▶ Goal of the exercise
Return, without any change, every line from the start of the material down to and including the line containing "Col 3: [210, 117, 215, 120]".

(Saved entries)
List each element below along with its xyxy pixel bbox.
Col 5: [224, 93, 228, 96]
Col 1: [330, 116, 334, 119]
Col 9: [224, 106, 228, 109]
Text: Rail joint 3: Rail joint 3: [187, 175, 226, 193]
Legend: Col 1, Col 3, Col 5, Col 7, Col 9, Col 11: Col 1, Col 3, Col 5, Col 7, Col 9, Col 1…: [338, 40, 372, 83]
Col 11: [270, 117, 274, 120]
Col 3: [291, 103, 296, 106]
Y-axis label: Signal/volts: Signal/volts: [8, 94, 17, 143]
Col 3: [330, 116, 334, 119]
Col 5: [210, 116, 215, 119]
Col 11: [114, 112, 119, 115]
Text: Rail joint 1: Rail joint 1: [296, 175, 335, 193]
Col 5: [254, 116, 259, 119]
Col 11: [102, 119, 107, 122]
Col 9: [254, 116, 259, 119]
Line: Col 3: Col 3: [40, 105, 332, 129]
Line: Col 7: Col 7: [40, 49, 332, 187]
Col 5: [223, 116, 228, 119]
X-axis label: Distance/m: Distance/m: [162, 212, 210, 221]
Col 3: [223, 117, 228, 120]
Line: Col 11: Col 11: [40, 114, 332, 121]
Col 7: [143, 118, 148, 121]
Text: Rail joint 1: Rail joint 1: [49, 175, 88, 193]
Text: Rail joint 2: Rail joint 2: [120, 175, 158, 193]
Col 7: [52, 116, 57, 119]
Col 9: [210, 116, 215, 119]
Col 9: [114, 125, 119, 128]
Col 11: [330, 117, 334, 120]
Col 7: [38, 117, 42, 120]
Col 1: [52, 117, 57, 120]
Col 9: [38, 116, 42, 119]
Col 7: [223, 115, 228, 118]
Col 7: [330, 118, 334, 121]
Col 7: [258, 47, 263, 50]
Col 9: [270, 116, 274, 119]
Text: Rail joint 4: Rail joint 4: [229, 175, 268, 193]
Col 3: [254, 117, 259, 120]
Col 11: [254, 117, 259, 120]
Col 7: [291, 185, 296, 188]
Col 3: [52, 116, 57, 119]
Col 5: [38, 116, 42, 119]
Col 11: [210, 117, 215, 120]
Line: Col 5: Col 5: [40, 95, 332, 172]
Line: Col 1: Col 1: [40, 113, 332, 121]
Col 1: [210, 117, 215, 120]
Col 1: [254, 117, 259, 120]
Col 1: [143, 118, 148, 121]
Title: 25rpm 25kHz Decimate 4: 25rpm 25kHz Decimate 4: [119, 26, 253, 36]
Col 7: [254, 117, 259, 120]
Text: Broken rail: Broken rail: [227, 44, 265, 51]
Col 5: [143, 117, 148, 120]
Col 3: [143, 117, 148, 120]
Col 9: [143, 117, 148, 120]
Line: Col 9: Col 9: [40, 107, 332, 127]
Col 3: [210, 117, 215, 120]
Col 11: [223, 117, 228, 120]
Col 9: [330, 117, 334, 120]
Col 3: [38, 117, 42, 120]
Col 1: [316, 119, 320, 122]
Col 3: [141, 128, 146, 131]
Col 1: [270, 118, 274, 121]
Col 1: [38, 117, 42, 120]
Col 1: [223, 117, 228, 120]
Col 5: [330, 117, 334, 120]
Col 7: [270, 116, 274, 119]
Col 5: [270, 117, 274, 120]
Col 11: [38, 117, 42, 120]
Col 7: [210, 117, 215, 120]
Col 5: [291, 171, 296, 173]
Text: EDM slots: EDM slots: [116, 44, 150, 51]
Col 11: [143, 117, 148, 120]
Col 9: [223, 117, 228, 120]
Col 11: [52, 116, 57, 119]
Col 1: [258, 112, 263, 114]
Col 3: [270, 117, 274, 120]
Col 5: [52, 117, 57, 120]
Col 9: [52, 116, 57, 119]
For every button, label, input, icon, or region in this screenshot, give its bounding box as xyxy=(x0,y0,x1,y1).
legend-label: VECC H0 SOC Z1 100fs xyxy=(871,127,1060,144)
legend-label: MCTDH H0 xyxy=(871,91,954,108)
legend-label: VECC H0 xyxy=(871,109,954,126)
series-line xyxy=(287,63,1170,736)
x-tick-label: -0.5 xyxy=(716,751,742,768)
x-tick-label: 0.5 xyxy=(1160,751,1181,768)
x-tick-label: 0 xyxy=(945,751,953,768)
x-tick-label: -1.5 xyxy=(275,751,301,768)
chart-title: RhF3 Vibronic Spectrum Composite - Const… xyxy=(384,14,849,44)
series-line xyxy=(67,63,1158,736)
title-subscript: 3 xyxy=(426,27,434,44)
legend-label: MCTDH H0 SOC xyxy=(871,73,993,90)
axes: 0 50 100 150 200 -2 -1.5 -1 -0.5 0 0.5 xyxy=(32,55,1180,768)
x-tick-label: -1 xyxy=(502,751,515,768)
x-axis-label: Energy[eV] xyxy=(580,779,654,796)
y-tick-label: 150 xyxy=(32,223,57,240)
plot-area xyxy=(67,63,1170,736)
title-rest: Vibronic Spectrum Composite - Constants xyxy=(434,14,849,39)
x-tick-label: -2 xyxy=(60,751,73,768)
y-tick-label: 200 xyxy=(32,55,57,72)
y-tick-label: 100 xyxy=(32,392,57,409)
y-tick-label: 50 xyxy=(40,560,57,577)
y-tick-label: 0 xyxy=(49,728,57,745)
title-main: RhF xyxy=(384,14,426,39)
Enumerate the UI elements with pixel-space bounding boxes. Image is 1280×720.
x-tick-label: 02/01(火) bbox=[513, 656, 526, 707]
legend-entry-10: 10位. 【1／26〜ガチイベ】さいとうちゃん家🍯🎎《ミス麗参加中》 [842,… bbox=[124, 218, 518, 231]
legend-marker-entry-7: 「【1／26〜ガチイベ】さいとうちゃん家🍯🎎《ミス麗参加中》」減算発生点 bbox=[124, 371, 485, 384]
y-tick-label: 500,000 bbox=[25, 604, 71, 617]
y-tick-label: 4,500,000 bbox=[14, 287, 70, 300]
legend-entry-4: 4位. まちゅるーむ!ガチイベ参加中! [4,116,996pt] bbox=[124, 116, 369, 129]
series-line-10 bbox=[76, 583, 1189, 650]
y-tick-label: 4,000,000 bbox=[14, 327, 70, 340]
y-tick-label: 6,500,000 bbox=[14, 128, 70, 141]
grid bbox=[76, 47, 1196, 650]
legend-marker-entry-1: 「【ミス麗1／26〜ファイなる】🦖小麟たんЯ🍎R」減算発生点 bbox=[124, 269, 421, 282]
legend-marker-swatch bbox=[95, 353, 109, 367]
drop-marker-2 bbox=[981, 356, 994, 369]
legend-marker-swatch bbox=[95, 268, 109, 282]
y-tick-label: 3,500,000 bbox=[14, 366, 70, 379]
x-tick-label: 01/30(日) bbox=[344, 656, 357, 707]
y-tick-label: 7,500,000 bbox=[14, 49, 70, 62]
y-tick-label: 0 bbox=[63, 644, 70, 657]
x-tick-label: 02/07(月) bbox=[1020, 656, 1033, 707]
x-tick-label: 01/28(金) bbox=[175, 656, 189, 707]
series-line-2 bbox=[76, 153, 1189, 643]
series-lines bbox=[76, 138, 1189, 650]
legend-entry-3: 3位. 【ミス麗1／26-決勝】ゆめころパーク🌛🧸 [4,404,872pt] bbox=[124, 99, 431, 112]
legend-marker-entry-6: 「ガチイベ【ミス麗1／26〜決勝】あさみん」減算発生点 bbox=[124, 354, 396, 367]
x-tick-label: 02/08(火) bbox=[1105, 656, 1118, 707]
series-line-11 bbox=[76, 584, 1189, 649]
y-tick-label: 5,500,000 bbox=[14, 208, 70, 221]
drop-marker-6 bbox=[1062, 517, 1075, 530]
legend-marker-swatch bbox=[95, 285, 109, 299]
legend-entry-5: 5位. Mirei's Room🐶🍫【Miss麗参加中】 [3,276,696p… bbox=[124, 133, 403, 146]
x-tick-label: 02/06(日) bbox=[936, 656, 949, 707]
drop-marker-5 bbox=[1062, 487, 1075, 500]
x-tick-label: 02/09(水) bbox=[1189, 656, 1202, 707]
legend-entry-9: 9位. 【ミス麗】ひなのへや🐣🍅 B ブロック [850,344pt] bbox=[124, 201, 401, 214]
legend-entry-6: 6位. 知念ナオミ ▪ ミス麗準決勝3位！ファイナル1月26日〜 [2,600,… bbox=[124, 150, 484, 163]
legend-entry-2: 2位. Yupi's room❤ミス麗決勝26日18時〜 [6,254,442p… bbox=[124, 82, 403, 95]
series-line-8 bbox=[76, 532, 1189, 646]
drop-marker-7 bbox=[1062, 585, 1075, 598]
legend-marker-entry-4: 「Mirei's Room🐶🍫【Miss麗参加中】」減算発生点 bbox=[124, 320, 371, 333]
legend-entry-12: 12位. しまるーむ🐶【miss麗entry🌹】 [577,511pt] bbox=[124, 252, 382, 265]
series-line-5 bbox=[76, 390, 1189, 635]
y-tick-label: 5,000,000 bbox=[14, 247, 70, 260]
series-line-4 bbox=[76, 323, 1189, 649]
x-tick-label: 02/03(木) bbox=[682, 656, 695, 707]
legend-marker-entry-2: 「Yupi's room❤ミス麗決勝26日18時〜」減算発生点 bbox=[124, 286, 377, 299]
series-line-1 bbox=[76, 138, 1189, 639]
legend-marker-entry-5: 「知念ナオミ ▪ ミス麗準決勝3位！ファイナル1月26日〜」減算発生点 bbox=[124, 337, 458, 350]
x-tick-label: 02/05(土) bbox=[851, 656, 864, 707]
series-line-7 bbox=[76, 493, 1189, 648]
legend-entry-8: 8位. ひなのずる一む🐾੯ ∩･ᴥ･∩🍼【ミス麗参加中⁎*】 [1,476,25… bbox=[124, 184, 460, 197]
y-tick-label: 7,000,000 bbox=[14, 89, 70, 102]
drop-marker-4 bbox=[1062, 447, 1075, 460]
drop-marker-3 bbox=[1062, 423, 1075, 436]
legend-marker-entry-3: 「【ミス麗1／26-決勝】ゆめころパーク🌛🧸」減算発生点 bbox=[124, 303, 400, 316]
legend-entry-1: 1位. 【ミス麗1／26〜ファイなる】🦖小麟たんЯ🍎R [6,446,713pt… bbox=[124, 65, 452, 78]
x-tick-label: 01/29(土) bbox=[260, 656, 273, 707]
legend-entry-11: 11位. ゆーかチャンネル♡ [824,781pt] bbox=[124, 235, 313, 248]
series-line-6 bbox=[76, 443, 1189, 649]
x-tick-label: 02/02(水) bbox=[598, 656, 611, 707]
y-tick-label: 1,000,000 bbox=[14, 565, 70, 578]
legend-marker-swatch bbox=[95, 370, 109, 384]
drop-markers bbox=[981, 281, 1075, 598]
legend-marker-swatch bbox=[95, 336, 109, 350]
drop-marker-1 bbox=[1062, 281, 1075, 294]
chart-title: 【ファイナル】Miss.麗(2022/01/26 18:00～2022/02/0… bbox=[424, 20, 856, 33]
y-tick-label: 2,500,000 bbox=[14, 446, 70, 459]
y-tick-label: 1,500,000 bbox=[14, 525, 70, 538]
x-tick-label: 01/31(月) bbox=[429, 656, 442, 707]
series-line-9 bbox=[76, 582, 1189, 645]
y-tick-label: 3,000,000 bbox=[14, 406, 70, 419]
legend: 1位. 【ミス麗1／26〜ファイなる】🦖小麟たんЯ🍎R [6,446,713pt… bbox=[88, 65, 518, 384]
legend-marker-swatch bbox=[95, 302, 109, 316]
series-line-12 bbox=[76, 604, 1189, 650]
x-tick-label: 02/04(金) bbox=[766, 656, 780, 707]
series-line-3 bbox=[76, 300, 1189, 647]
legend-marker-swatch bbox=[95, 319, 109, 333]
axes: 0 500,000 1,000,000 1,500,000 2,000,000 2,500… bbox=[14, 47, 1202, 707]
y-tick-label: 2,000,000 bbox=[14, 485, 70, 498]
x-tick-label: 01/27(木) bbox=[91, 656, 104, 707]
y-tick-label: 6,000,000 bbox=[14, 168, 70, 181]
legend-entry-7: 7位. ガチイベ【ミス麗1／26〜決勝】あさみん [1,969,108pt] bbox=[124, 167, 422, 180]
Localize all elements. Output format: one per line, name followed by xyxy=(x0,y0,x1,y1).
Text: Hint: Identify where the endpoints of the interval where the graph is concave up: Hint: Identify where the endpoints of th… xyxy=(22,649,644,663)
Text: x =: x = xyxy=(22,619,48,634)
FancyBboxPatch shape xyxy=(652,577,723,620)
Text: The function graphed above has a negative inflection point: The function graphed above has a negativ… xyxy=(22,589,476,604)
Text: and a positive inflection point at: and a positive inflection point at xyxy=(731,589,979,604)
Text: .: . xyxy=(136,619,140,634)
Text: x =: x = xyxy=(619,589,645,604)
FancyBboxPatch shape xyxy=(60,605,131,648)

▶ Response to the exercise
List each element below along with its xyxy pixel bbox.
Col 5: [224, 93, 228, 96]
Col 1: [330, 116, 334, 119]
Col 9: [224, 106, 228, 109]
Text: Rail joint 3: Rail joint 3: [187, 175, 226, 193]
Legend: Col 1, Col 3, Col 5, Col 7, Col 9, Col 11: Col 1, Col 3, Col 5, Col 7, Col 9, Col 1…: [338, 40, 372, 83]
Col 11: [270, 117, 274, 120]
Col 3: [291, 103, 296, 106]
Y-axis label: Signal/volts: Signal/volts: [8, 94, 17, 143]
Col 3: [330, 116, 334, 119]
Col 5: [210, 116, 215, 119]
Col 11: [114, 112, 119, 115]
Text: Rail joint 1: Rail joint 1: [296, 175, 335, 193]
Col 5: [254, 116, 259, 119]
Col 11: [102, 119, 107, 122]
Col 9: [254, 116, 259, 119]
Line: Col 3: Col 3: [40, 105, 332, 129]
Line: Col 7: Col 7: [40, 49, 332, 187]
Col 5: [223, 116, 228, 119]
X-axis label: Distance/m: Distance/m: [162, 212, 210, 221]
Col 3: [223, 117, 228, 120]
Line: Col 11: Col 11: [40, 114, 332, 121]
Col 7: [143, 118, 148, 121]
Text: Rail joint 1: Rail joint 1: [49, 175, 88, 193]
Text: Rail joint 2: Rail joint 2: [120, 175, 158, 193]
Col 7: [52, 116, 57, 119]
Col 9: [210, 116, 215, 119]
Col 9: [114, 125, 119, 128]
Col 11: [330, 117, 334, 120]
Col 7: [38, 117, 42, 120]
Col 1: [52, 117, 57, 120]
Col 9: [38, 116, 42, 119]
Col 7: [223, 115, 228, 118]
Col 7: [330, 118, 334, 121]
Col 7: [258, 47, 263, 50]
Col 9: [270, 116, 274, 119]
Text: Rail joint 4: Rail joint 4: [229, 175, 268, 193]
Col 3: [254, 117, 259, 120]
Col 11: [254, 117, 259, 120]
Col 7: [291, 185, 296, 188]
Col 3: [52, 116, 57, 119]
Col 5: [38, 116, 42, 119]
Col 11: [210, 117, 215, 120]
Line: Col 5: Col 5: [40, 95, 332, 172]
Line: Col 1: Col 1: [40, 113, 332, 121]
Col 1: [210, 117, 215, 120]
Col 1: [254, 117, 259, 120]
Col 1: [143, 118, 148, 121]
Title: 25rpm 25kHz Decimate 4: 25rpm 25kHz Decimate 4: [119, 26, 253, 36]
Col 7: [254, 117, 259, 120]
Text: Broken rail: Broken rail: [227, 44, 265, 51]
Col 5: [143, 117, 148, 120]
Col 3: [143, 117, 148, 120]
Col 9: [143, 117, 148, 120]
Line: Col 9: Col 9: [40, 107, 332, 127]
Col 3: [210, 117, 215, 120]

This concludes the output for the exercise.